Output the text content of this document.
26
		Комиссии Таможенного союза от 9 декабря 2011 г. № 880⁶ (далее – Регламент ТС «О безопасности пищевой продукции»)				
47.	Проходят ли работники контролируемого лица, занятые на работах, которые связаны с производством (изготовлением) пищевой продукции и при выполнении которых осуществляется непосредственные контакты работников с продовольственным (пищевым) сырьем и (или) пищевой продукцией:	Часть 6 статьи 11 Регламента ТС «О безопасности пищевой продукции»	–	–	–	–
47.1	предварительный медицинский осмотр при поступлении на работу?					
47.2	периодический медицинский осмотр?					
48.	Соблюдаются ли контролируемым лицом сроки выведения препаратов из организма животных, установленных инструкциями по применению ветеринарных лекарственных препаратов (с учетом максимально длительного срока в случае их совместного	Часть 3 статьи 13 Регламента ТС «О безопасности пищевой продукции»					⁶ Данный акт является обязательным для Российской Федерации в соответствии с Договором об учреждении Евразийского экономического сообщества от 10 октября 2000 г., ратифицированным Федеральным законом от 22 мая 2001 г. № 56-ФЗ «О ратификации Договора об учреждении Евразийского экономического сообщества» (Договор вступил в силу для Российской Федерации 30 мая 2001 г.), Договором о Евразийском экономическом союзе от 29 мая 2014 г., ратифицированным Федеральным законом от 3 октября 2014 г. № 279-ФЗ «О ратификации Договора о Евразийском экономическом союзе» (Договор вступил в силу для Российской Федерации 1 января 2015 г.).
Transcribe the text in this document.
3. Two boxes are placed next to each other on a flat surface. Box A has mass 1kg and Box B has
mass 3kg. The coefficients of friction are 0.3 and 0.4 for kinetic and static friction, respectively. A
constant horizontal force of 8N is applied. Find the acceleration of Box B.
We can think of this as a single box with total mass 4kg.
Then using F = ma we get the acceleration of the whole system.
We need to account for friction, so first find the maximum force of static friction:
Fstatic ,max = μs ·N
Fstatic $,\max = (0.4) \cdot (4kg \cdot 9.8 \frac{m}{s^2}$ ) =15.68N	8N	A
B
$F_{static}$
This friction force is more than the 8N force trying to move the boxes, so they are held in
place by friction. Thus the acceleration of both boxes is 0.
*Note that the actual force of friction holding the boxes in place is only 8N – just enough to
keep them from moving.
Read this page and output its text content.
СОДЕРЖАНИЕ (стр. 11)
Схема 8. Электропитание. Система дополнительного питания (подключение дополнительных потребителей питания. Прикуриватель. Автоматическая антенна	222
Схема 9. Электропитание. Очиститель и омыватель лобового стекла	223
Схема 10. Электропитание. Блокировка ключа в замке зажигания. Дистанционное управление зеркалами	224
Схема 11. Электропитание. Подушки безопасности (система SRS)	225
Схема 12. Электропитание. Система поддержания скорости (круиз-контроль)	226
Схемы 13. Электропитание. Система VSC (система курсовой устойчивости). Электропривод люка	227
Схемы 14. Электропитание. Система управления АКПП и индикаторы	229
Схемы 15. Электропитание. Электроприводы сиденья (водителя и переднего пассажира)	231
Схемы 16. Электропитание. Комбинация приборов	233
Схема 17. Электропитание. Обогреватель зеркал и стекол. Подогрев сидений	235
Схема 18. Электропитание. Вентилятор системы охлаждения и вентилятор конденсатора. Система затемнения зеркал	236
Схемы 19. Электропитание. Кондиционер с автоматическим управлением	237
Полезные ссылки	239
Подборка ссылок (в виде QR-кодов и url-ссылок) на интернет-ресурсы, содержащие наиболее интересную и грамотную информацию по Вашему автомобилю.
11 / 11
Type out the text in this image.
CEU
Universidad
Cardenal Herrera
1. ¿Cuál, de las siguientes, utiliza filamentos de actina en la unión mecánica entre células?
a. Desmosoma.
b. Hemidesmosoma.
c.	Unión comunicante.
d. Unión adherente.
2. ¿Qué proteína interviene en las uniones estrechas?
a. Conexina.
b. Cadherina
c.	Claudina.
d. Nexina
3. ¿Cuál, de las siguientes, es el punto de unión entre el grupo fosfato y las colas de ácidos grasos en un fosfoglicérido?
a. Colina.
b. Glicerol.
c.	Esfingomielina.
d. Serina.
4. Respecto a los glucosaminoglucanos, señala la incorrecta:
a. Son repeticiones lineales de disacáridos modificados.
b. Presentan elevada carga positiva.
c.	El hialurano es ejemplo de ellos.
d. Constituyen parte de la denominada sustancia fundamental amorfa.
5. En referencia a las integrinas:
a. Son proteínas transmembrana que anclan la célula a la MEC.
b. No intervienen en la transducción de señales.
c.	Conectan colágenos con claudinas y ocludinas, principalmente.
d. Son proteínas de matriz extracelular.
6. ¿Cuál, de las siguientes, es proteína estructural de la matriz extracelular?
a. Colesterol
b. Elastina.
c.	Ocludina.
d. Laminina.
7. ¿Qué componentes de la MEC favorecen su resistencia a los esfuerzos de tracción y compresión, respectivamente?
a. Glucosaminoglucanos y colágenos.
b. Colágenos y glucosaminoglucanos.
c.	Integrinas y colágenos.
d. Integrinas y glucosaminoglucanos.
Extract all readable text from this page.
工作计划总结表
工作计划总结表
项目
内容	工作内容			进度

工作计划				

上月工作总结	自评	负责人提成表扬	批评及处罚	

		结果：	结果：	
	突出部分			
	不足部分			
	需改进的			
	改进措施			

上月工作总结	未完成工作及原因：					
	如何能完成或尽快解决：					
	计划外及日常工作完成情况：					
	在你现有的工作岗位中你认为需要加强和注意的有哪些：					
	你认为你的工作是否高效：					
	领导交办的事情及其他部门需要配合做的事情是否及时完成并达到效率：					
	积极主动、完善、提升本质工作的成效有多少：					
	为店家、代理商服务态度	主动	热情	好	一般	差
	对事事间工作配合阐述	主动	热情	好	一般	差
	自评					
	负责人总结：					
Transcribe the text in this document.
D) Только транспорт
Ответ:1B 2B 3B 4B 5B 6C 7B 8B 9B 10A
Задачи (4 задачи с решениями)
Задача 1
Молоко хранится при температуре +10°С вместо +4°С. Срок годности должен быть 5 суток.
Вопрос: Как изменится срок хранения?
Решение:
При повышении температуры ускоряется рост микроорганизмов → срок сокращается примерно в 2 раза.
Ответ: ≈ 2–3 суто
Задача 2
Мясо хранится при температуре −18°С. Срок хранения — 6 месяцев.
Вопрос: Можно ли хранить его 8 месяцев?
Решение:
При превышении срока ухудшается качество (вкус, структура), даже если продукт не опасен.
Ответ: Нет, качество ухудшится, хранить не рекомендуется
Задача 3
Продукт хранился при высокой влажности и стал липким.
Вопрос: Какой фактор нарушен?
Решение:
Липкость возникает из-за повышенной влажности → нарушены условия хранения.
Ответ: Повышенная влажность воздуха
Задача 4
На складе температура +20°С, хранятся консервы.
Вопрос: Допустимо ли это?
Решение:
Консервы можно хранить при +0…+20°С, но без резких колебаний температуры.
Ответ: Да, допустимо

------------------------

### Do this:
Look through the data above. Copy every line with the string "срока" in it.

### Solution for this problem:
48.	Соблюдаются ли контролируемым лицом сроки выведения препаратов из организма животных, установленных инструкциями по применению ветеринарных лекарственных препаратов (с учетом максимально длительного срока в случае их совместного	Часть 3 статьи 13 Регламента ТС «О безопасности пищевой продукции»					⁶ Данный акт является обязательным для Российской Федерации в соответствии с Договором об учреждении Евразийского экономического сообщества от 10 октября 2000 г., ратифицированным Федеральным законом от 22 мая 2001 г. № 56-ФЗ «О ратификации Договора об учреждении Евразийского экономического сообщества» (Договор вступил в силу для Российской Федерации 30 мая 2001 г.), Договором о Евразийском экономическом союзе от 29 мая 2014 г., ратифицированным Федеральным законом от 3 октября 2014 г. № 279-ФЗ «О ратификации Договора о Евразийском экономическом союзе» (Договор вступил в силу для Российской Федерации 1 января 2015 г.).
При превышении срока ухудшается качество (вкус, структура), даже если продукт не опасен.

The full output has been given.